# Available data
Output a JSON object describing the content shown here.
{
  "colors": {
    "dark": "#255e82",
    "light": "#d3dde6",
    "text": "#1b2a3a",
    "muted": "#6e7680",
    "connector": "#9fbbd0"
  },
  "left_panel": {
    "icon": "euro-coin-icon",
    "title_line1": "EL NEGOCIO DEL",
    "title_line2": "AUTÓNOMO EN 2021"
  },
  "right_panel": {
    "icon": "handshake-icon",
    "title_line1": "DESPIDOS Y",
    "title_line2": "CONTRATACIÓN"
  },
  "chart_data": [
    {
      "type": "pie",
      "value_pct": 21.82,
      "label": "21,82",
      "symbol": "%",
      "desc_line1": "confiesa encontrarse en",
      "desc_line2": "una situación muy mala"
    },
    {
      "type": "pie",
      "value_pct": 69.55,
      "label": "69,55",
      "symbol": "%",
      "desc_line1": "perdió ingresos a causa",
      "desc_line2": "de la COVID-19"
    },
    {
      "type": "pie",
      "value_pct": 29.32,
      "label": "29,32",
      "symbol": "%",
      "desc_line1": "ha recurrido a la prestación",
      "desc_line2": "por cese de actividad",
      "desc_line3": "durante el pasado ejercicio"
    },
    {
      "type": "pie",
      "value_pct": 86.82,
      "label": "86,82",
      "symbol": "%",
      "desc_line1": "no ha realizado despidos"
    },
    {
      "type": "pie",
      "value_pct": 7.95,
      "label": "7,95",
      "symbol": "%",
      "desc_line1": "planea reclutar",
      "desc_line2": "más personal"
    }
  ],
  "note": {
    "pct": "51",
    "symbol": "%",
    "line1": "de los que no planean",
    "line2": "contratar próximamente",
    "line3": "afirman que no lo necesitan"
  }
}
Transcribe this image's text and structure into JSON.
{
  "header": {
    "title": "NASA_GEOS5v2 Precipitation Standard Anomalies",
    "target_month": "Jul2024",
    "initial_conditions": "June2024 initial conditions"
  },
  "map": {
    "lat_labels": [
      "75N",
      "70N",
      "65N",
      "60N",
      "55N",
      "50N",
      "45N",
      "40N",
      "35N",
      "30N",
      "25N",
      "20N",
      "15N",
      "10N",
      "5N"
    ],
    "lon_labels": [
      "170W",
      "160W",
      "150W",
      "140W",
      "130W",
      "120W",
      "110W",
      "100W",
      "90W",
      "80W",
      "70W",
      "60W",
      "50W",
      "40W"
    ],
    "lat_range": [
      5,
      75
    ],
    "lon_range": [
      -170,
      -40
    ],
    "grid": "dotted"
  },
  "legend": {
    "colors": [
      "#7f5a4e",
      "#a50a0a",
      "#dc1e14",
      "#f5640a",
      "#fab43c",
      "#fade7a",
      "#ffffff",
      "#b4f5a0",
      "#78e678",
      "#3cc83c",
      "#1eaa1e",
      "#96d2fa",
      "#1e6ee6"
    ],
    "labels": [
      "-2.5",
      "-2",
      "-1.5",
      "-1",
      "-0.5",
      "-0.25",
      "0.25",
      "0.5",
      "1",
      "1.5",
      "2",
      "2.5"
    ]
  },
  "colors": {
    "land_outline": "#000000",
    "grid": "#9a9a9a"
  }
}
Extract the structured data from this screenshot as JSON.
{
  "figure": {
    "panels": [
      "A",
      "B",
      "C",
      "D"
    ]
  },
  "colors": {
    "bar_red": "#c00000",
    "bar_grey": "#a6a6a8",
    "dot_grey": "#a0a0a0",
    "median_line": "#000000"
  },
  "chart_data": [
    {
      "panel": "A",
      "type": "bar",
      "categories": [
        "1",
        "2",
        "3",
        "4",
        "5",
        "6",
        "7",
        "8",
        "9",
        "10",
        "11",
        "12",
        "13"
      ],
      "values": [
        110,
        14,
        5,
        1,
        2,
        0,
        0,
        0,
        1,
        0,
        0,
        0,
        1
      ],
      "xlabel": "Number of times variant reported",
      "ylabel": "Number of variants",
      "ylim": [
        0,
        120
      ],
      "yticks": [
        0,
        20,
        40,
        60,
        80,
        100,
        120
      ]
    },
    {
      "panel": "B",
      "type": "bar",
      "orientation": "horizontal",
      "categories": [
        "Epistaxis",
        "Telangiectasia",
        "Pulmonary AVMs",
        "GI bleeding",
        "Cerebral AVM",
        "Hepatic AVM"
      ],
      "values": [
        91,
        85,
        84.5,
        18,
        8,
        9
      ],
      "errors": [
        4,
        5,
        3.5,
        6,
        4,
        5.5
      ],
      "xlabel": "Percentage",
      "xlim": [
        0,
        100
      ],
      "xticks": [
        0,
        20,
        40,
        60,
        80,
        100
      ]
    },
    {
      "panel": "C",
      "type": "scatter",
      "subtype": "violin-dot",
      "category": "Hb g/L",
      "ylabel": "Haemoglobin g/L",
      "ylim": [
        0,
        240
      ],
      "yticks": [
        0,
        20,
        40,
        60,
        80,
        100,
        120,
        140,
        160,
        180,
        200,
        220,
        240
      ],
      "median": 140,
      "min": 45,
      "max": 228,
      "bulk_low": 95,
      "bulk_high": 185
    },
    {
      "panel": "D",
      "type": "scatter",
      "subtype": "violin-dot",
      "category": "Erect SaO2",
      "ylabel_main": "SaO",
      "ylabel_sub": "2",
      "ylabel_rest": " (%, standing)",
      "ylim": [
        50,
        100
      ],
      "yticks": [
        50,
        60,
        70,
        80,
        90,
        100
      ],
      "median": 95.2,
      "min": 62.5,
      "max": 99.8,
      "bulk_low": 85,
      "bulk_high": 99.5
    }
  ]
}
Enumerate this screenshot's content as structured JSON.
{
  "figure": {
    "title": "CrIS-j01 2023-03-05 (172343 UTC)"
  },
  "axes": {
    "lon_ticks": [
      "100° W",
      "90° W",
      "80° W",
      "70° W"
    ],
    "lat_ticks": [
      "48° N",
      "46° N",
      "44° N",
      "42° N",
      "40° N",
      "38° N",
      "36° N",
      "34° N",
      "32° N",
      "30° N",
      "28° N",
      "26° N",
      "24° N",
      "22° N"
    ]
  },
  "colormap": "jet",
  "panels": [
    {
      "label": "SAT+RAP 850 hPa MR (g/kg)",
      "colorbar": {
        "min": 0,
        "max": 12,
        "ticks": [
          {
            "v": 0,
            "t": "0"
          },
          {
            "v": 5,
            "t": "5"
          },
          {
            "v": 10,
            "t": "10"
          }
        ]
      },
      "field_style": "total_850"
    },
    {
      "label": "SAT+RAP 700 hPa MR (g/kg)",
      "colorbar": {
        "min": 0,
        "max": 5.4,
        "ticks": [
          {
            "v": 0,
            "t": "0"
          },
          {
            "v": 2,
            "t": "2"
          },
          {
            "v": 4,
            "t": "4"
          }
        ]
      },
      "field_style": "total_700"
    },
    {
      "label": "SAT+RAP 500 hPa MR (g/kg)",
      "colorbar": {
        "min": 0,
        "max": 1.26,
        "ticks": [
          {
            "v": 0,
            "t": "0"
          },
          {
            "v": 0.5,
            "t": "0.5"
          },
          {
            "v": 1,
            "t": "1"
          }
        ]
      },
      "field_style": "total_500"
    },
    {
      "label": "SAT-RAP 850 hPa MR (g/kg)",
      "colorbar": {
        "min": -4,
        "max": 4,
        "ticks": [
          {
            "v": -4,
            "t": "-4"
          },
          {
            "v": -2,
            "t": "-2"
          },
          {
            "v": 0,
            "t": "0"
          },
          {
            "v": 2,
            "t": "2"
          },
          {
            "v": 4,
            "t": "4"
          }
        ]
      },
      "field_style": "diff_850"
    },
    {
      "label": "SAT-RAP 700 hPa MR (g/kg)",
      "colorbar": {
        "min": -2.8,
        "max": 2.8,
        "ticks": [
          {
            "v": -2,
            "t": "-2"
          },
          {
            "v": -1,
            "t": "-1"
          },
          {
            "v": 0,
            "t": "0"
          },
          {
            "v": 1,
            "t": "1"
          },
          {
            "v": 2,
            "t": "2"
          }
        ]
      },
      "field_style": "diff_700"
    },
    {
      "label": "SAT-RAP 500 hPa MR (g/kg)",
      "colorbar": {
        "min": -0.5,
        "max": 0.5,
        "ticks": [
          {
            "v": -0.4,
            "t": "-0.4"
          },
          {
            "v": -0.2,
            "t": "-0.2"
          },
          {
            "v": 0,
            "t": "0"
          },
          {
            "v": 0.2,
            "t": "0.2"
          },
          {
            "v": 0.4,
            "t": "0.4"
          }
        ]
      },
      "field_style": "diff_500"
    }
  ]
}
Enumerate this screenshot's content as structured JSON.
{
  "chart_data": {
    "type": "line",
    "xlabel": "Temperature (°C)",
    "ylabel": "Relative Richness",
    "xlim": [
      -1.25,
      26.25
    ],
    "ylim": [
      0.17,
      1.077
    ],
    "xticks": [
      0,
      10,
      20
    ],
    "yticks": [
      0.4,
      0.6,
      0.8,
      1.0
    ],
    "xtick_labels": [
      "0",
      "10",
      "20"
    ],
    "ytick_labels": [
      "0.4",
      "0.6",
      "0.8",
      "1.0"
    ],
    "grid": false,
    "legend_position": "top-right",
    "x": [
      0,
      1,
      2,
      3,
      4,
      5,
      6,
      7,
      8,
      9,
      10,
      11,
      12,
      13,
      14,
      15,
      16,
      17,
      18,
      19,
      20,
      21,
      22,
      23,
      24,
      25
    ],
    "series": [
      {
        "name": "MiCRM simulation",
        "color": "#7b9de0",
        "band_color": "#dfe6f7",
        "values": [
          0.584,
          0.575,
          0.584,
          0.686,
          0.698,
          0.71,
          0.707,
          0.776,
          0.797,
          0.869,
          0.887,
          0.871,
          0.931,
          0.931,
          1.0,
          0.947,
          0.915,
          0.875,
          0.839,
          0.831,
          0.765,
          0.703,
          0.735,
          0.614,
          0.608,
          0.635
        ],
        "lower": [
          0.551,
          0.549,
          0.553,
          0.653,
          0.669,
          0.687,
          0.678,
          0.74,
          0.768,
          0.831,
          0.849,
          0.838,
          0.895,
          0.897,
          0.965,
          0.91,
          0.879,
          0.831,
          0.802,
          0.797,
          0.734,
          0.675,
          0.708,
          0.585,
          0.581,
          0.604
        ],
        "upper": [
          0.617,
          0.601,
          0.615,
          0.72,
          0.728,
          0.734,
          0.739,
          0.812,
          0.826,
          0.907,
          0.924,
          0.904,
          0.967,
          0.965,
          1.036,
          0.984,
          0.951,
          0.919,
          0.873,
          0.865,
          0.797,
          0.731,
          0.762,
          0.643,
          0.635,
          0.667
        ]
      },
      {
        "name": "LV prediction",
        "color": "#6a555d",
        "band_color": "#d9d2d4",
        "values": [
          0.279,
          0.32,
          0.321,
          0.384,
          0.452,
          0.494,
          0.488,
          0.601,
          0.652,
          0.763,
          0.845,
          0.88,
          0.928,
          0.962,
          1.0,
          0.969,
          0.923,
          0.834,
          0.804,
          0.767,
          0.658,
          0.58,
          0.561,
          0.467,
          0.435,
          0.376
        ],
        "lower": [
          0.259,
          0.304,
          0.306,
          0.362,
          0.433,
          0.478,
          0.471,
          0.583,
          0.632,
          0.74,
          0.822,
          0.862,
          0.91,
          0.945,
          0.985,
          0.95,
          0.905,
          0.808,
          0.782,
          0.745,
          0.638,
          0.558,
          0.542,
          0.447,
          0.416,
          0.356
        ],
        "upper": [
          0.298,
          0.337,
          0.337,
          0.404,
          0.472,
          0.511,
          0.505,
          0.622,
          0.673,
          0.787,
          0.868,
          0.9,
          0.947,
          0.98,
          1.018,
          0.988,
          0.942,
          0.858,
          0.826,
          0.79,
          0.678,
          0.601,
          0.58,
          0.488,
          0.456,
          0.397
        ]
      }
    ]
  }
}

# Set task
Pick out every line above that contains the word "name" and copy it.

# Result of this task
        "name": "MiCRM simulation",
        "name": "LV prediction",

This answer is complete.